## BEGIN Records to process

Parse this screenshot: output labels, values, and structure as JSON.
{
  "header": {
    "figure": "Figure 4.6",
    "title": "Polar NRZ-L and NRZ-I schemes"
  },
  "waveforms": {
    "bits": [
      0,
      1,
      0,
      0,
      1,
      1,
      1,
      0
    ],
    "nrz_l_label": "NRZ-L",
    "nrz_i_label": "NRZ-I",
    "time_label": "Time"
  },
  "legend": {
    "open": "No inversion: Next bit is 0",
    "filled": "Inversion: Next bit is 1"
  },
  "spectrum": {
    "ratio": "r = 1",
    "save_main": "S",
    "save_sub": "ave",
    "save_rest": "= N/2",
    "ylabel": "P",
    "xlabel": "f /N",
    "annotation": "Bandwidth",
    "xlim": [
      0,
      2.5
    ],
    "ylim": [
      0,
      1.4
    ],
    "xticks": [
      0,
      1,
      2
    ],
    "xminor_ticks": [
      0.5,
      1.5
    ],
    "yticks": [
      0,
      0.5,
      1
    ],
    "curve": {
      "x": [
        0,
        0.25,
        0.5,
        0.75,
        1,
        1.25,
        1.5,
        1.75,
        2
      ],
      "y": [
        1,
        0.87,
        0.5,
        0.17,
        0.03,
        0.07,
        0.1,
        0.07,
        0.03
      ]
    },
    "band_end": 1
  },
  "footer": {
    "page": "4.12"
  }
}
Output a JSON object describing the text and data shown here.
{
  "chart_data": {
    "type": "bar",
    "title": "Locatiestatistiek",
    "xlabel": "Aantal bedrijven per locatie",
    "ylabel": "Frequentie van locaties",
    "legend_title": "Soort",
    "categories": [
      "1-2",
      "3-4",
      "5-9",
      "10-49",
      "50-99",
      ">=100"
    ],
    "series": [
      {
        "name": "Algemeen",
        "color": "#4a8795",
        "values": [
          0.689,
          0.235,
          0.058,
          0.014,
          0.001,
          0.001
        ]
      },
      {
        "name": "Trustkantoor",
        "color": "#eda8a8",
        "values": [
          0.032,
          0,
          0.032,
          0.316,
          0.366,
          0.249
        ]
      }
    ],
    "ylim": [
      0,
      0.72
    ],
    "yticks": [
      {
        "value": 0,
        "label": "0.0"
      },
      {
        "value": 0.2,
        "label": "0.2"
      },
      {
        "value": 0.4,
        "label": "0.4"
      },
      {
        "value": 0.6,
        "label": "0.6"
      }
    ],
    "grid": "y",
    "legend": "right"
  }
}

## END Records to process

Set exercise -
Gather every line from the listing above in which "xlabel" appears, and copy those lines.

Complete response -
    "xlabel": "f /N",
    "xlabel": "Aantal bedrijven per locatie",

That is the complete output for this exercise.